Le ferite delle armi non letali

Dall’introduzione di queste armi, i casi di gravi mutilazioni e di morti dovute agli interventi della polizia e della gendarmeria si sono susseguite. Le persone colpite e ferite si sono organizzate in realtà politiche, come “l’assemblea dei feriti”, che cercano di diffondere informazioni e aiutare le persone colpite ad autodifendersi e denunciare anche in tribunale la polizia.

● ● ● ● ●

# I tuoi compiti:
1: Indica se ciascuna affermazione concorda con il testo sulle ferite delle armi non letali, rispondendo sì o no e citando alla lettera le parole decisive: (a) le persone ferite si sono organizzate in realtà politiche; (b) dopo l'introduzione di queste armi i casi di gravi mutilazioni sono cessati; (c) queste realtà politiche cercano di denunciare la polizia anche in tribunale.
2: Stampa senza modifiche la parte del testo sulle ferite delle armi non letali che comincia con "Dall’introduzione di queste" e termina con "tribunale la polizia.".
I dati che seguono sono materiale separato dal testo.

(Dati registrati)
● ● ● ● ●

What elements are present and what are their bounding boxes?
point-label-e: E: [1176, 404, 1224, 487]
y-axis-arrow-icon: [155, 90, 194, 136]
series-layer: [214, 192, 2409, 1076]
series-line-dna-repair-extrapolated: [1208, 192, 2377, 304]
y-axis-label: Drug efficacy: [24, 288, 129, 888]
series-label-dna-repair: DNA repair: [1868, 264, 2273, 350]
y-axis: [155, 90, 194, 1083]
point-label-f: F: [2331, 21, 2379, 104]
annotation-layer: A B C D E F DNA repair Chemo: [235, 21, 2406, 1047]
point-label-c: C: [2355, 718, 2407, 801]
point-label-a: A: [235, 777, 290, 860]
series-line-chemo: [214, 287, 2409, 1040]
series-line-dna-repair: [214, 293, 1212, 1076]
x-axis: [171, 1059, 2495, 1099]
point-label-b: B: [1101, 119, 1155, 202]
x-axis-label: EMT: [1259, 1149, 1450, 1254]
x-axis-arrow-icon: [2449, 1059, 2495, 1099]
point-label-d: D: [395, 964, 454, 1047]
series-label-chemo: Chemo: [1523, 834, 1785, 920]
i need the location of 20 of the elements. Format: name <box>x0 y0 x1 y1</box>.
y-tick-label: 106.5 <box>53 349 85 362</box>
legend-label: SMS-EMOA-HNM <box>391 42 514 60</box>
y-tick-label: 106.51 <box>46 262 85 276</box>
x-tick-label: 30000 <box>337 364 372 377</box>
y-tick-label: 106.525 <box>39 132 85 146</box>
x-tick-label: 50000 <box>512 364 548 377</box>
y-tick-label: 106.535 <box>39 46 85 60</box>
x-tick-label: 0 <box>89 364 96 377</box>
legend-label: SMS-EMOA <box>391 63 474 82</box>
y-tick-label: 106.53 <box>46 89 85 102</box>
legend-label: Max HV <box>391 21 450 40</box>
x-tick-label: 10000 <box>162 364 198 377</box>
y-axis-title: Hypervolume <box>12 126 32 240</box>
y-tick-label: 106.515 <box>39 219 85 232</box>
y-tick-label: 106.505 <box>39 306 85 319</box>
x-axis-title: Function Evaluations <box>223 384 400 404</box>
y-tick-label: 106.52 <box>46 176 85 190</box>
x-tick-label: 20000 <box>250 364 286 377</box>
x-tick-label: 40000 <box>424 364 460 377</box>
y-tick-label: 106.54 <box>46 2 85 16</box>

● ● ● ● ●

# Risultati dell'esercizio:
1:
(a) Sì: «Le persone colpite e ferite si sono organizzate in realtà politiche».
(b) No: «i casi di gravi mutilazioni e di morti dovute agli interventi della polizia e della gendarmeria si sono susseguite».
(c) Sì: «denunciare anche in tribunale la polizia».

2:
Dall’introduzione di queste armi, i casi di gravi mutilazioni e di morti dovute agli interventi della polizia e della gendarmeria si sono susseguite. Le persone colpite e ferite si sono organizzate in realtà politiche, come “l’assemblea dei feriti”, che cercano di diffondere informazioni e aiutare le persone colpite ad autodifendersi e denunciare anche in tribunale la polizia.